Work to complete:
Give the data below again, word for word.

Exercise materials:
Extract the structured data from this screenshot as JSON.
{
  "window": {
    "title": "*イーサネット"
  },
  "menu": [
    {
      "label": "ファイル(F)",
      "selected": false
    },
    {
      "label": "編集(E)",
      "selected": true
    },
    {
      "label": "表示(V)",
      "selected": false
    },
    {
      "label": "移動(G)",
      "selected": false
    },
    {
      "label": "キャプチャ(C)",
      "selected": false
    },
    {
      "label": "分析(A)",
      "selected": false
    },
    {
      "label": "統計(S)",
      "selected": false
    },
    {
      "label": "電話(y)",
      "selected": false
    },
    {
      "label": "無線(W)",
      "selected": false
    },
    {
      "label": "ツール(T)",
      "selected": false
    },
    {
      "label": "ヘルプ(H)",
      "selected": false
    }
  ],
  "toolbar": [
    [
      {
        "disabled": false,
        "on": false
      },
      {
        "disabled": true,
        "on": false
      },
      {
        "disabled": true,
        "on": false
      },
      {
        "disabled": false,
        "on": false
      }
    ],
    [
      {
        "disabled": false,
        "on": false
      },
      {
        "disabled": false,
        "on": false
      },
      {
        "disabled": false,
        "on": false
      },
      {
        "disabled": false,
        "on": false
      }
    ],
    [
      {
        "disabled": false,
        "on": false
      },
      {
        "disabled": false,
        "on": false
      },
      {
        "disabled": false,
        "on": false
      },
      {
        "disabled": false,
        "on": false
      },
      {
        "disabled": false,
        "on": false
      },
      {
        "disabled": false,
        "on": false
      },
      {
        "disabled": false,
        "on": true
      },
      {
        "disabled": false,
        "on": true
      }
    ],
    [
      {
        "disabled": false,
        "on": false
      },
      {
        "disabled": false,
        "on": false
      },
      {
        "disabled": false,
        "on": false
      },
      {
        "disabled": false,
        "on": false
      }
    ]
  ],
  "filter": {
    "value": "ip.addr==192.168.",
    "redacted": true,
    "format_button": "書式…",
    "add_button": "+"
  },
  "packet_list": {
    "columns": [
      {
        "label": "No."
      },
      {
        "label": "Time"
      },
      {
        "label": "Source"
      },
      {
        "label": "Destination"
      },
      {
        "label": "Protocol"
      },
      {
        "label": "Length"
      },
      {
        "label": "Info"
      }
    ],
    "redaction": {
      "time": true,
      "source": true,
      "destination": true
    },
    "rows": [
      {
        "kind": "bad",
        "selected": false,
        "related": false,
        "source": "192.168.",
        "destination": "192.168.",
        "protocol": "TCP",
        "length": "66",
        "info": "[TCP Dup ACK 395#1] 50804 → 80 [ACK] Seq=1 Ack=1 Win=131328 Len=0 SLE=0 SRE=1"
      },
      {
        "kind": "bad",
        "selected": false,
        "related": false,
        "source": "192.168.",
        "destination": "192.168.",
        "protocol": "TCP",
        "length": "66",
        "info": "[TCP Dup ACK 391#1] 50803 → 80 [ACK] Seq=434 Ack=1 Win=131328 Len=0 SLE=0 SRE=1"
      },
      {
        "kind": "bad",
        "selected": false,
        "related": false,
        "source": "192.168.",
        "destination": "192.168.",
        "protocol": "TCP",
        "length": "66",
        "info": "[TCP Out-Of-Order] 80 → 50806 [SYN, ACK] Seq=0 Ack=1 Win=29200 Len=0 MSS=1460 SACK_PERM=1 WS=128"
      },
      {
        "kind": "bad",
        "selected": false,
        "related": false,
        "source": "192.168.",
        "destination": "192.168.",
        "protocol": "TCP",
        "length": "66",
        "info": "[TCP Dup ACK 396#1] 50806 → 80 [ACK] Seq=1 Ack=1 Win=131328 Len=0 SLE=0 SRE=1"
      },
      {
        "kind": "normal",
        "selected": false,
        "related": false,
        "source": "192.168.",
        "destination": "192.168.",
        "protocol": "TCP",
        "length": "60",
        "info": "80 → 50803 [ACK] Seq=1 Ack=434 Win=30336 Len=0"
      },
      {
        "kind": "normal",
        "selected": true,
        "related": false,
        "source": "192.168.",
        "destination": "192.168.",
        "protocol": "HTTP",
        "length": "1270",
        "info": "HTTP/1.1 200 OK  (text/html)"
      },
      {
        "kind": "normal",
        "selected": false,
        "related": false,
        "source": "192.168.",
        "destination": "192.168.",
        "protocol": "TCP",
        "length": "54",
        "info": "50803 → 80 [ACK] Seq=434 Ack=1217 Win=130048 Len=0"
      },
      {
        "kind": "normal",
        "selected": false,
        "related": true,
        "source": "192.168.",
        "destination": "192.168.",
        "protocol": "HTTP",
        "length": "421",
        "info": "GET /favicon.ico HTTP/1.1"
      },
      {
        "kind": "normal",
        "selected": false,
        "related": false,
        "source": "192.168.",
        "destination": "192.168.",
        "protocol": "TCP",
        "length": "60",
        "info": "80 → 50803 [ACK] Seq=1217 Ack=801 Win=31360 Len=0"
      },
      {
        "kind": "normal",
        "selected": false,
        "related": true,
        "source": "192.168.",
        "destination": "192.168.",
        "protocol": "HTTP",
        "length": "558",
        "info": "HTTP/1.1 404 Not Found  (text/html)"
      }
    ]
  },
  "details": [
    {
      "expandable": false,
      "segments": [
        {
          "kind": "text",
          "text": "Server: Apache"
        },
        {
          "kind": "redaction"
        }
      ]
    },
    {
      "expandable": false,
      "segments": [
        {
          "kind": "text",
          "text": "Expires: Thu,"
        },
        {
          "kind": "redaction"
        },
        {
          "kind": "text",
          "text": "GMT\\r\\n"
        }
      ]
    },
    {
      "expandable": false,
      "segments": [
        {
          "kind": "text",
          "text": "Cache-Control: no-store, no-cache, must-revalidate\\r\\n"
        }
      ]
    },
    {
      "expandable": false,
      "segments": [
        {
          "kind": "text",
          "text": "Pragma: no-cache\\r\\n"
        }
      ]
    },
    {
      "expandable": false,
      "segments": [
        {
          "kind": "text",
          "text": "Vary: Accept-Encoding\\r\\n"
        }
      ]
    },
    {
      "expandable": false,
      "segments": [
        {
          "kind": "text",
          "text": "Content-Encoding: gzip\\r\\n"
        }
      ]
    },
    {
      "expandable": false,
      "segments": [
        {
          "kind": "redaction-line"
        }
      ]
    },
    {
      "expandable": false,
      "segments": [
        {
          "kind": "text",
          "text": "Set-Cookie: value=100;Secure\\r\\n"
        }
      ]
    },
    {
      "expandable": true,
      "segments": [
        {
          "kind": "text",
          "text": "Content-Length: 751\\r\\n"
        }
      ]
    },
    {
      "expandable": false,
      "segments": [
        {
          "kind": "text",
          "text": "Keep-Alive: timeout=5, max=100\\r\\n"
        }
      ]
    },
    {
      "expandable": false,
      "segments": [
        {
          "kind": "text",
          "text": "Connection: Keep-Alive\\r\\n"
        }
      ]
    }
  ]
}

Expected answer:
Extract the structured data from this screenshot as JSON.
{
  "window": {
    "title": "*イーサネット"
  },
  "menu": [
    {
      "label": "ファイル(F)",
      "selected": false
    },
    {
      "label": "編集(E)",
      "selected": true
    },
    {
      "label": "表示(V)",
      "selected": false
    },
    {
      "label": "移動(G)",
      "selected": false
    },
    {
      "label": "キャプチャ(C)",
      "selected": false
    },
    {
      "label": "分析(A)",
      "selected": false
    },
    {
      "label": "統計(S)",
      "selected": false
    },
    {
      "label": "電話(y)",
      "selected": false
    },
    {
      "label": "無線(W)",
      "selected": false
    },
    {
      "label": "ツール(T)",
      "selected": false
    },
    {
      "label": "ヘルプ(H)",
      "selected": false
    }
  ],
  "toolbar": [
    [
      {
        "disabled": false,
        "on": false
      },
      {
        "disabled": true,
        "on": false
      },
      {
        "disabled": true,
        "on": false
      },
      {
        "disabled": false,
        "on": false
      }
    ],
    [
      {
        "disabled": false,
        "on": false
      },
      {
        "disabled": false,
        "on": false
      },
      {
        "disabled": false,
        "on": false
      },
      {
        "disabled": false,
        "on": false
      }
    ],
    [
      {
        "disabled": false,
        "on": false
      },
      {
        "disabled": false,
        "on": false
      },
      {
        "disabled": false,
        "on": false
      },
      {
        "disabled": false,
        "on": false
      },
      {
        "disabled": false,
        "on": false
      },
      {
        "disabled": false,
        "on": false
      },
      {
        "disabled": false,
        "on": true
      },
      {
        "disabled": false,
        "on": true
      }
    ],
    [
      {
        "disabled": false,
        "on": false
      },
      {
        "disabled": false,
        "on": false
      },
      {
        "disabled": false,
        "on": false
      },
      {
        "disabled": false,
        "on": false
      }
    ]
  ],
  "filter": {
    "value": "ip.addr==192.168.",
    "redacted": true,
    "format_button": "書式…",
    "add_button": "+"
  },
  "packet_list": {
    "columns": [
      {
        "label": "No."
      },
      {
        "label": "Time"
      },
      {
        "label": "Source"
      },
      {
        "label": "Destination"
      },
      {
        "label": "Protocol"
      },
      {
        "label": "Length"
      },
      {
        "label": "Info"
      }
    ],
    "redaction": {
      "time": true,
      "source": true,
      "destination": true
    },
    "rows": [
      {
        "kind": "bad",
        "selected": false,
        "related": false,
        "source": "192.168.",
        "destination": "192.168.",
        "protocol": "TCP",
        "length": "66",
        "info": "[TCP Dup ACK 395#1] 50804 → 80 [ACK] Seq=1 Ack=1 Win=131328 Len=0 SLE=0 SRE=1"
      },
      {
        "kind": "bad",
        "selected": false,
        "related": false,
        "source": "192.168.",
        "destination": "192.168.",
        "protocol": "TCP",
        "length": "66",
        "info": "[TCP Dup ACK 391#1] 50803 → 80 [ACK] Seq=434 Ack=1 Win=131328 Len=0 SLE=0 SRE=1"
      },
      {
        "kind": "bad",
        "selected": false,
        "related": false,
        "source": "192.168.",
        "destination": "192.168.",
        "protocol": "TCP",
        "length": "66",
        "info": "[TCP Out-Of-Order] 80 → 50806 [SYN, ACK] Seq=0 Ack=1 Win=29200 Len=0 MSS=1460 SACK_PERM=1 WS=128"
      },
      {
        "kind": "bad",
        "selected": false,
        "related": false,
        "source": "192.168.",
        "destination": "192.168.",
        "protocol": "TCP",
        "length": "66",
        "info": "[TCP Dup ACK 396#1] 50806 → 80 [ACK] Seq=1 Ack=1 Win=131328 Len=0 SLE=0 SRE=1"
      },
      {
        "kind": "normal",
        "selected": false,
        "related": false,
        "source": "192.168.",
        "destination": "192.168.",
        "protocol": "TCP",
        "length": "60",
        "info": "80 → 50803 [ACK] Seq=1 Ack=434 Win=30336 Len=0"
      },
      {
        "kind": "normal",
        "selected": true,
        "related": false,
        "source": "192.168.",
        "destination": "192.168.",
        "protocol": "HTTP",
        "length": "1270",
        "info": "HTTP/1.1 200 OK  (text/html)"
      },
      {
        "kind": "normal",
        "selected": false,
        "related": false,
        "source": "192.168.",
        "destination": "192.168.",
        "protocol": "TCP",
        "length": "54",
        "info": "50803 → 80 [ACK] Seq=434 Ack=1217 Win=130048 Len=0"
      },
      {
        "kind": "normal",
        "selected": false,
        "related": true,
        "source": "192.168.",
        "destination": "192.168.",
        "protocol": "HTTP",
        "length": "421",
        "info": "GET /favicon.ico HTTP/1.1"
      },
      {
        "kind": "normal",
        "selected": false,
        "related": false,
        "source": "192.168.",
        "destination": "192.168.",
        "protocol": "TCP",
        "length": "60",
        "info": "80 → 50803 [ACK] Seq=1217 Ack=801 Win=31360 Len=0"
      },
      {
        "kind": "normal",
        "selected": false,
        "related": true,
        "source": "192.168.",
        "destination": "192.168.",
        "protocol": "HTTP",
        "length": "558",
        "info": "HTTP/1.1 404 Not Found  (text/html)"
      }
    ]
  },
  "details": [
    {
      "expandable": false,
      "segments": [
        {
          "kind": "text",
          "text": "Server: Apache"
        },
        {
          "kind": "redaction"
        }
      ]
    },
    {
      "expandable": false,
      "segments": [
        {
          "kind": "text",
          "text": "Expires: Thu,"
        },
        {
          "kind": "redaction"
        },
        {
          "kind": "text",
          "text": "GMT\\r\\n"
        }
      ]
    },
    {
      "expandable": false,
      "segments": [
        {
          "kind": "text",
          "text": "Cache-Control: no-store, no-cache, must-revalidate\\r\\n"
        }
      ]
    },
    {
      "expandable": false,
      "segments": [
        {
          "kind": "text",
          "text": "Pragma: no-cache\\r\\n"
        }
      ]
    },
    {
      "expandable": false,
      "segments": [
        {
          "kind": "text",
          "text": "Vary: Accept-Encoding\\r\\n"
        }
      ]
    },
    {
      "expandable": false,
      "segments": [
        {
          "kind": "text",
          "text": "Content-Encoding: gzip\\r\\n"
        }
      ]
    },
    {
      "expandable": false,
      "segments": [
        {
          "kind": "redaction-line"
        }
      ]
    },
    {
      "expandable": false,
      "segments": [
        {
          "kind": "text",
          "text": "Set-Cookie: value=100;Secure\\r\\n"
        }
      ]
    },
    {
      "expandable": true,
      "segments": [
        {
          "kind": "text",
          "text": "Content-Length: 751\\r\\n"
        }
      ]
    },
    {
      "expandable": false,
      "segments": [
        {
          "kind": "text",
          "text": "Keep-Alive: timeout=5, max=100\\r\\n"
        }
      ]
    },
    {
      "expandable": false,
      "segments": [
        {
          "kind": "text",
          "text": "Connection: Keep-Alive\\r\\n"
        }
      ]
    }
  ]
}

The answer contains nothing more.